THE PROBLEM.
Pull out every line below that holds the word "this".

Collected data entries
****************
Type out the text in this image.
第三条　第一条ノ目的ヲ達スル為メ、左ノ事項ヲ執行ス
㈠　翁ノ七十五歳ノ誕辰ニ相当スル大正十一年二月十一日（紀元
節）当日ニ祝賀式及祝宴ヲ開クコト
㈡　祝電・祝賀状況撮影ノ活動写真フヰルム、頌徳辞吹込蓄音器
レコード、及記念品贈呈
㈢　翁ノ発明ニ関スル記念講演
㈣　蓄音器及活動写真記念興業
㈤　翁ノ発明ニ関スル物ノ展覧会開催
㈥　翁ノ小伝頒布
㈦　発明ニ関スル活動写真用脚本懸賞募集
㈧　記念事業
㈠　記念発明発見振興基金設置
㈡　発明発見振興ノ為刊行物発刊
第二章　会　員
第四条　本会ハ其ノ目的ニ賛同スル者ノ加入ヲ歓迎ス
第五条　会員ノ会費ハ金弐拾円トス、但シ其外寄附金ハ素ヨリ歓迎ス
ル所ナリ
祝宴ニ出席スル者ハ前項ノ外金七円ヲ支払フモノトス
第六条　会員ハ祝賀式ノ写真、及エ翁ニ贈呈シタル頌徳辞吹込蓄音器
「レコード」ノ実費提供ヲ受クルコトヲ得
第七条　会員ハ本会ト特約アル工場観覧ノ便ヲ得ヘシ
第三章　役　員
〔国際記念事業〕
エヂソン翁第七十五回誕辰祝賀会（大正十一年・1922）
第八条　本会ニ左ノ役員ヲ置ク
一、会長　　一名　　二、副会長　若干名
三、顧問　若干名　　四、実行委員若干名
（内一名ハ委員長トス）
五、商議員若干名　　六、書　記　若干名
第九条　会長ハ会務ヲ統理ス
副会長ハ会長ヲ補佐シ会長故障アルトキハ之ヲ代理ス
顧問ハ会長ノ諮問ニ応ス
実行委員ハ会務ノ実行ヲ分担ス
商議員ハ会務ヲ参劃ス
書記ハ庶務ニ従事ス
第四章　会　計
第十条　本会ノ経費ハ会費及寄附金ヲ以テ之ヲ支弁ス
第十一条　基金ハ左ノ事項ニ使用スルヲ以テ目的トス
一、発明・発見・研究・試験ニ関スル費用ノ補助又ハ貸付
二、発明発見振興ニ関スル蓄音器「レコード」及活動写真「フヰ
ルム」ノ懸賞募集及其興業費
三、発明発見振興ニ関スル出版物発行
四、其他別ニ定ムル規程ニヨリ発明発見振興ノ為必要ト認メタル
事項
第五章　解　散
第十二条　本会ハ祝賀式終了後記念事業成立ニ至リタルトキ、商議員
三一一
****************
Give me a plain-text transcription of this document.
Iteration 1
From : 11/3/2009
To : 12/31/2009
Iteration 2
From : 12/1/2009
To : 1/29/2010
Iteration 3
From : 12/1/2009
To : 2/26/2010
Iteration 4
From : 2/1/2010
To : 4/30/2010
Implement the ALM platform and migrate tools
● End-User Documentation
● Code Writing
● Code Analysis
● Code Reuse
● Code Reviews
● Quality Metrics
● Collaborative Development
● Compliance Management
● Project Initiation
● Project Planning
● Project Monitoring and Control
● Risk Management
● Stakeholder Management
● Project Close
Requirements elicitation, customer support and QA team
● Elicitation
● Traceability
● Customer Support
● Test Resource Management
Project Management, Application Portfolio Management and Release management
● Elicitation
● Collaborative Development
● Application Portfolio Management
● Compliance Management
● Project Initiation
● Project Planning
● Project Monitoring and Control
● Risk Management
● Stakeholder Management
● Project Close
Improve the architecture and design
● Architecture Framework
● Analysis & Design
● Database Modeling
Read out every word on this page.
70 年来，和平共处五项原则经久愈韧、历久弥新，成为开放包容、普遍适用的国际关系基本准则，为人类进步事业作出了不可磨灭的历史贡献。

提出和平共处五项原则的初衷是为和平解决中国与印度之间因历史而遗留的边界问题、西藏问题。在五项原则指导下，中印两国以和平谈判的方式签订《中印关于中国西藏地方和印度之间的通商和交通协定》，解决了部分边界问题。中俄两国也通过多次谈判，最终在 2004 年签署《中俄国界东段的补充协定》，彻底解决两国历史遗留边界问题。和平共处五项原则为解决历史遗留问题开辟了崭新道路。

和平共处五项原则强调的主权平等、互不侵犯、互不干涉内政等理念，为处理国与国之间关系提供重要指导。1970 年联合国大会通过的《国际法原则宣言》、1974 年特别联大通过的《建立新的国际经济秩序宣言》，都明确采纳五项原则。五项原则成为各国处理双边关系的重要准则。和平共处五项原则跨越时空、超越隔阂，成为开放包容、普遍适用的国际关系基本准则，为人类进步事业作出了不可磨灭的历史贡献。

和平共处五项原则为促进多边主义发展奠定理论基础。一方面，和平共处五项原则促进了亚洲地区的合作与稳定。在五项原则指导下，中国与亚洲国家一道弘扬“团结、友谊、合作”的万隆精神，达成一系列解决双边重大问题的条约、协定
****************
COMPLETE OUTPUT.
Type out the text in this image.
Give me a plain-text transcription of this document.
Read out every word on this page.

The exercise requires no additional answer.